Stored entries
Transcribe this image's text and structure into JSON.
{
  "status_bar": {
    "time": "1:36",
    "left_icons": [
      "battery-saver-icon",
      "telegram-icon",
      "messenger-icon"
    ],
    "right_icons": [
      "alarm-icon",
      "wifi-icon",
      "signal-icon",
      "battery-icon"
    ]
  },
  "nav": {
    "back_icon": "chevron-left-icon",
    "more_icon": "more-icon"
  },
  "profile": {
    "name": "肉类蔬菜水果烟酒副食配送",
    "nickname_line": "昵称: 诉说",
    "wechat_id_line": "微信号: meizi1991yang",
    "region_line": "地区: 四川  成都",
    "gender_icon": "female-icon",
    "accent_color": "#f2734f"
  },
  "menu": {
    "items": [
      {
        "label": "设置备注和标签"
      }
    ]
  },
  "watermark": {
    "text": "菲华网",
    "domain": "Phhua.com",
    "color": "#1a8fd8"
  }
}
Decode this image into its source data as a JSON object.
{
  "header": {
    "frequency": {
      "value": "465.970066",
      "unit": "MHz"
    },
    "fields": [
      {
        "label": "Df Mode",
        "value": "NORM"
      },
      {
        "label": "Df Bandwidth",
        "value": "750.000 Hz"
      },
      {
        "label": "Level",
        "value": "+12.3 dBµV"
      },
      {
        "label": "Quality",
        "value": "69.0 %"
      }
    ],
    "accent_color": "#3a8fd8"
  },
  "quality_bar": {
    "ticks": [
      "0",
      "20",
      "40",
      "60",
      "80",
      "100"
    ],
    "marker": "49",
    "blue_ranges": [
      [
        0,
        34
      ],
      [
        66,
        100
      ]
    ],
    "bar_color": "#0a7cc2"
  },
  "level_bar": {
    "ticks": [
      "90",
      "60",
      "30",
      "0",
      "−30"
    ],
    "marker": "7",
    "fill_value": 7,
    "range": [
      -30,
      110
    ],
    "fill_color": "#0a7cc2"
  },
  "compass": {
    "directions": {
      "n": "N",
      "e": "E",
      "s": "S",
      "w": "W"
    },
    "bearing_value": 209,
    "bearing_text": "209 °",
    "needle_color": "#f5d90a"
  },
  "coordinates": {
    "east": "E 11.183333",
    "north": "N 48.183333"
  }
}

-- Work instructions --
Look through the entries above; copy every line holding the string "JSON".

-- Final result --
Transcribe this image's text and structure into JSON.
Decode this image into its source data as a JSON object.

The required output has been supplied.